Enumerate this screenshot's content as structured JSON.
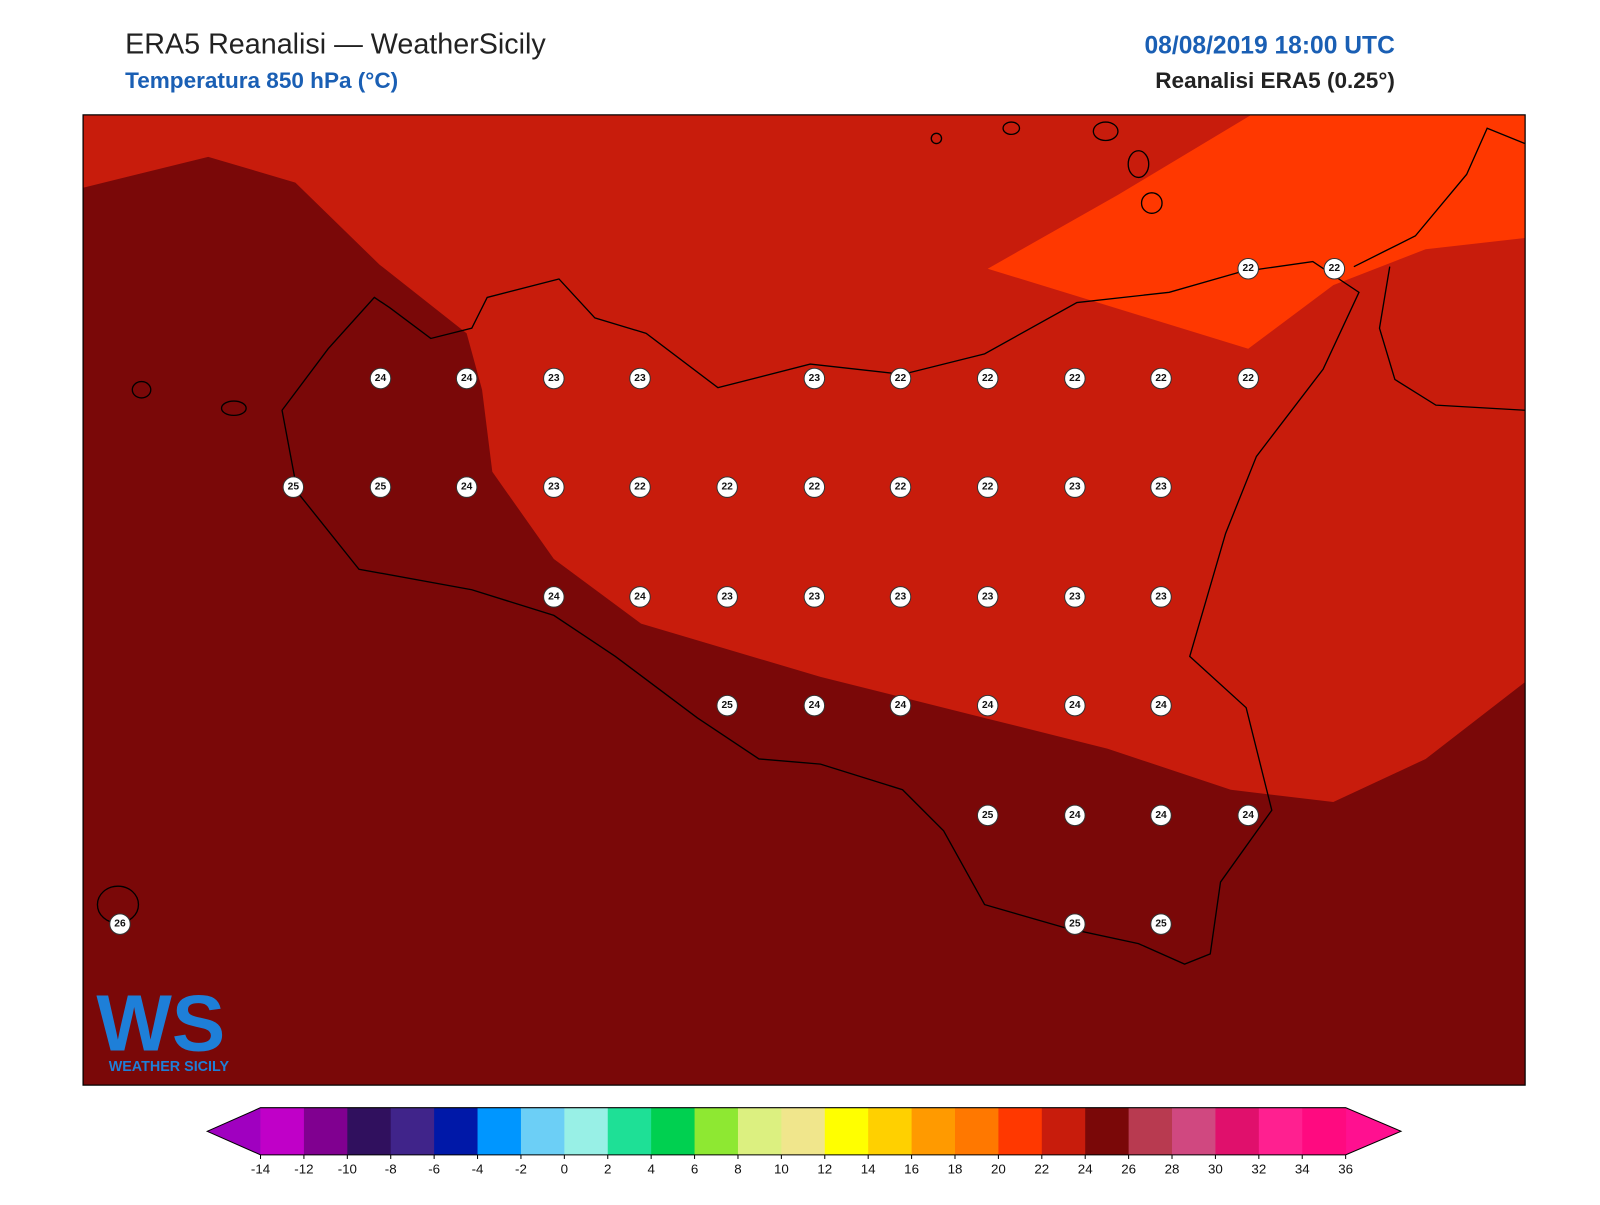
{
  "header": {
    "title": "ERA5 Reanalisi — WeatherSicily",
    "subtitle": "Temperatura 850 hPa (°C)",
    "datetime": "08/08/2019 18:00 UTC",
    "model": "Reanalisi ERA5 (0.25°)"
  },
  "stations": {
    "values": [
      22,
      22,
      24,
      24,
      23,
      23,
      23,
      22,
      22,
      22,
      22,
      22,
      25,
      25,
      24,
      23,
      22,
      22,
      22,
      22,
      22,
      23,
      23,
      24,
      24,
      23,
      23,
      23,
      23,
      23,
      23,
      25,
      24,
      24,
      24,
      24,
      24,
      25,
      24,
      24,
      24,
      26,
      25,
      25
    ]
  },
  "colorbar": {
    "ticks": [
      -14,
      -12,
      -10,
      -8,
      -6,
      -4,
      -2,
      0,
      2,
      4,
      6,
      8,
      10,
      12,
      14,
      16,
      18,
      20,
      22,
      24,
      26,
      28,
      30,
      32,
      34,
      36
    ],
    "colors": [
      "#c000c8",
      "#800090",
      "#30105e",
      "#40248a",
      "#0018a8",
      "#0096ff",
      "#6ccff6",
      "#98f0e6",
      "#1ee096",
      "#00d050",
      "#8ee832",
      "#dcf080",
      "#f0e68c",
      "#ffff00",
      "#ffd000",
      "#ff9a00",
      "#ff7800",
      "#ff3800",
      "#c81c0c",
      "#7a0808",
      "#b83a50",
      "#d04880",
      "#e0106c",
      "#ff2090",
      "#ff0a80"
    ],
    "under_color": "#a000c0",
    "over_color": "#ff1090"
  },
  "logo": {
    "letters": "WS",
    "text": "WEATHER SICILY"
  }
}
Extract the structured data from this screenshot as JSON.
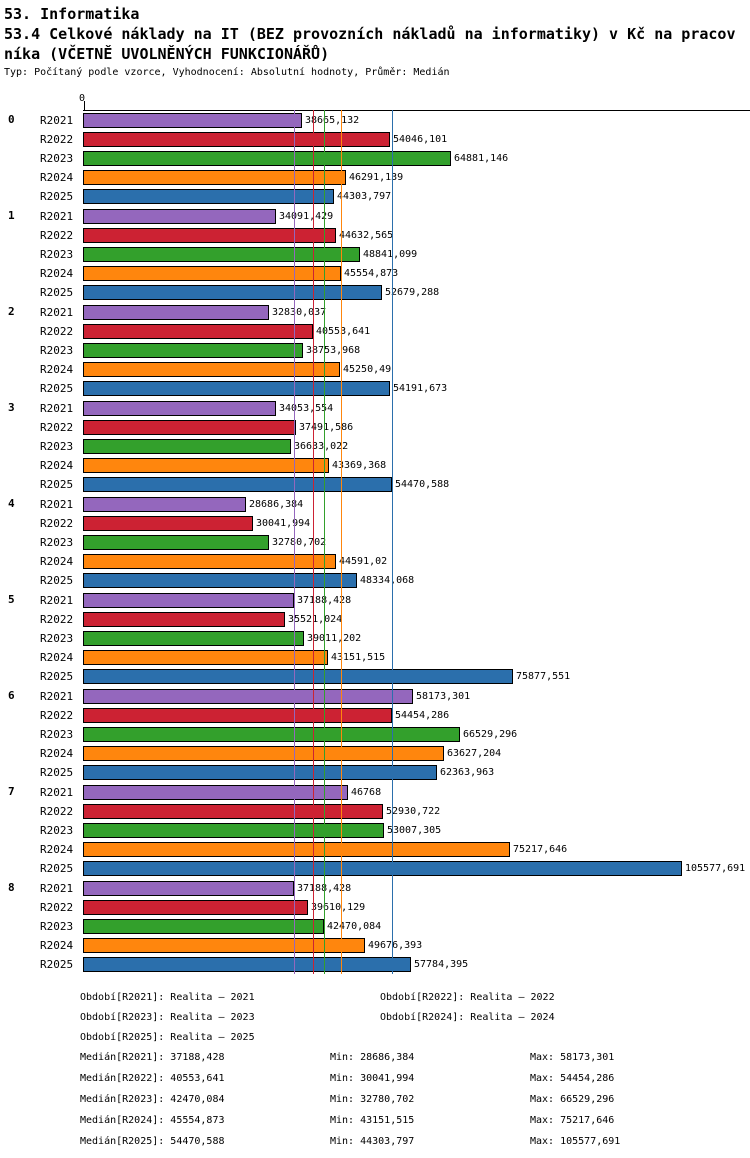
{
  "title": {
    "line1": "53. Informatika",
    "line2": "53.4 Celkové náklady na IT (BEZ provozních nákladů na informatiky) v Kč na pracov",
    "line3": "níka (VČETNĚ UVOLNĚNÝCH FUNKCIONÁŘŮ)",
    "subtitle": "Typ: Počítaný podle vzorce, Vyhodnocení: Absolutní hodnoty, Průměr: Medián"
  },
  "chart_data": {
    "type": "bar",
    "orientation": "horizontal",
    "axis_zero_label": "0",
    "xmax": 105577.691,
    "series": [
      "R2021",
      "R2022",
      "R2023",
      "R2024",
      "R2025"
    ],
    "series_colors": [
      "#9467bd",
      "#cc2233",
      "#33a02c",
      "#ff860d",
      "#2b6fac"
    ],
    "groups": [
      {
        "label": "0",
        "values": [
          38665.132,
          54046.101,
          64881.146,
          46291.139,
          44303.797
        ]
      },
      {
        "label": "1",
        "values": [
          34091.429,
          44632.565,
          48841.099,
          45554.873,
          52679.288
        ]
      },
      {
        "label": "2",
        "values": [
          32830.037,
          40553.641,
          38753.968,
          45250.49,
          54191.673
        ]
      },
      {
        "label": "3",
        "values": [
          34053.554,
          37491.586,
          36633.022,
          43369.368,
          54470.588
        ]
      },
      {
        "label": "4",
        "values": [
          28686.384,
          30041.994,
          32780.702,
          44591.02,
          48334.068
        ]
      },
      {
        "label": "5",
        "values": [
          37188.428,
          35521.024,
          39011.202,
          43151.515,
          75877.551
        ]
      },
      {
        "label": "6",
        "values": [
          58173.301,
          54454.286,
          66529.296,
          63627.204,
          62363.963
        ]
      },
      {
        "label": "7",
        "values": [
          46768,
          52930.722,
          53007.305,
          75217.646,
          105577.691
        ]
      },
      {
        "label": "8",
        "values": [
          37188.428,
          39610.129,
          42470.084,
          49676.393,
          57784.395
        ]
      }
    ],
    "medians": [
      37188.428,
      40553.641,
      42470.084,
      45554.873,
      54470.588
    ]
  },
  "legend": [
    "Období[R2021]: Realita – 2021",
    "Období[R2022]: Realita – 2022",
    "Období[R2023]: Realita – 2023",
    "Období[R2024]: Realita – 2024",
    "Období[R2025]: Realita – 2025"
  ],
  "stats": [
    {
      "median": "Medián[R2021]: 37188,428",
      "min": "Min: 28686,384",
      "max": "Max: 58173,301"
    },
    {
      "median": "Medián[R2022]: 40553,641",
      "min": "Min: 30041,994",
      "max": "Max: 54454,286"
    },
    {
      "median": "Medián[R2023]: 42470,084",
      "min": "Min: 32780,702",
      "max": "Max: 66529,296"
    },
    {
      "median": "Medián[R2024]: 45554,873",
      "min": "Min: 43151,515",
      "max": "Max: 75217,646"
    },
    {
      "median": "Medián[R2025]: 54470,588",
      "min": "Min: 44303,797",
      "max": "Max: 105577,691"
    }
  ]
}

- - - - - - -

## WRITTEN REQUEST
Using the material above, copy every line in which the string "structured" occurs.

## SOLUTION FOR THIS PROBLEM
Enumerate this screenshot's content as structured JSON.
Extract the structured data from this screenshot as JSON.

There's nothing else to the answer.